Record list =>
***

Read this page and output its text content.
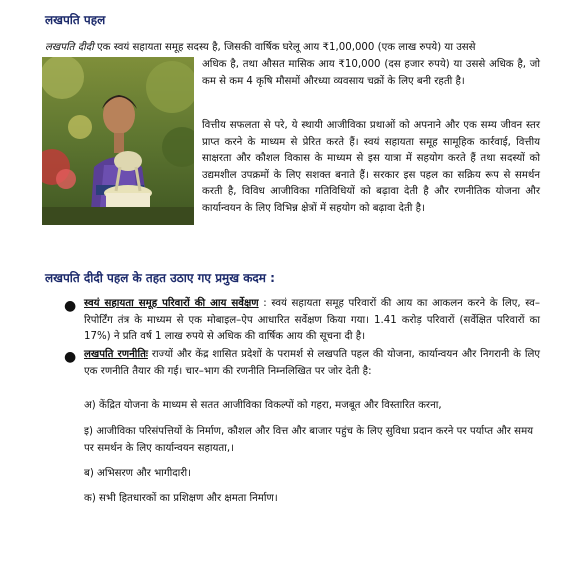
लखपति पहल
लखपति दीदी एक स्वयं सहायता समूह सदस्य है, जिसकी वार्षिक घरेलू आय ₹1,00,000 (एक लाख रुपये) या उससे
अधिक है, तथा औसत मासिक आय ₹10,000 (दस हजार रुपये) या उससे अधिक है, जो कम से कम 4 कृषि मौसमों औरध्या व्यवसाय चक्रों के लिए बनी रहती है।
वित्तीय सफलता से परे, ये स्थायी आजीविका प्रथाओं को अपनाने और एक सम्य जीवन स्तर प्राप्त करने के माध्यम से प्रेरित करते हैं। स्वयं सहायता समूह सामूहिक कार्रवाई, वित्तीय साक्षरता और कौशल विकास के माध्यम से इस यात्रा में सहयोग करते हैं तथा सदस्यों को उद्यमशील उपक्रमों के लिए सशक्त बनाते हैं। सरकार इस पहल का सक्रिय रूप से समर्थन करती है, विविध आजीविका गतिविधियों को बढ़ावा देती है और रणनीतिक योजना और कार्यान्वयन के लिए विभिन्न क्षेत्रों में सहयोग को बढ़ावा देती है।
लखपति दीदी पहल के तहत उठाए गए प्रमुख कदम :
● स्वयं सहायता समूह परिवारों की आय सर्वेक्षण : स्वयं सहायता समूह परिवारों की आय का आकलन करने के लिए, स्व–रिपोर्टिंग तंत्र के माध्यम से एक मोबाइल–ऐप आधारित सर्वेक्षण किया गया। 1.41 करोड़ परिवारों (सर्वेक्षित परिवारों का 17%) ने प्रति वर्ष 1 लाख रुपये से अधिक की वार्षिक आय की सूचना दी है।
● लखपति रणनीतिः राज्यों और केंद्र शासित प्रदेशों के परामर्श से लखपति पहल की योजना, कार्यान्वयन और निगरानी के लिए एक रणनीति तैयार की गई। चार–भाग की रणनीति निम्नलिखित पर जोर देती है:
अ) केंद्रित योजना के माध्यम से सतत आजीविका विकल्पों को गहरा, मजबूत और विस्तारित करना,
इ) आजीविका परिसंपत्तियों के निर्माण, कौशल और वित्त और बाजार पहुंच के लिए सुविधा प्रदान करने पर पर्याप्त और समय पर समर्थन के लिए कार्यान्वयन सहायता,।
ब) अभिसरण और भागीदारी।
क) सभी हितधारकों का प्रशिक्षण और क्षमता निर्माण।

***

Written exercise =>
From the data, list each line in which the string "लखपत" appears.

Answer to this task =>
लखपति पहल
लखपति दीदी एक स्वयं सहायता समूह सदस्य है, जिसकी वार्षिक घरेलू आय ₹1,00,000 (एक लाख रुपये) या उससे
लखपति दीदी पहल के तहत उठाए गए प्रमुख कदम :
● लखपति रणनीतिः राज्यों और केंद्र शासित प्रदेशों के परामर्श से लखपति पहल की योजना, कार्यान्वयन और निगरानी के लिए एक रणनीति तैयार की गई। चार–भाग की रणनीति निम्नलिखित पर जोर देती है:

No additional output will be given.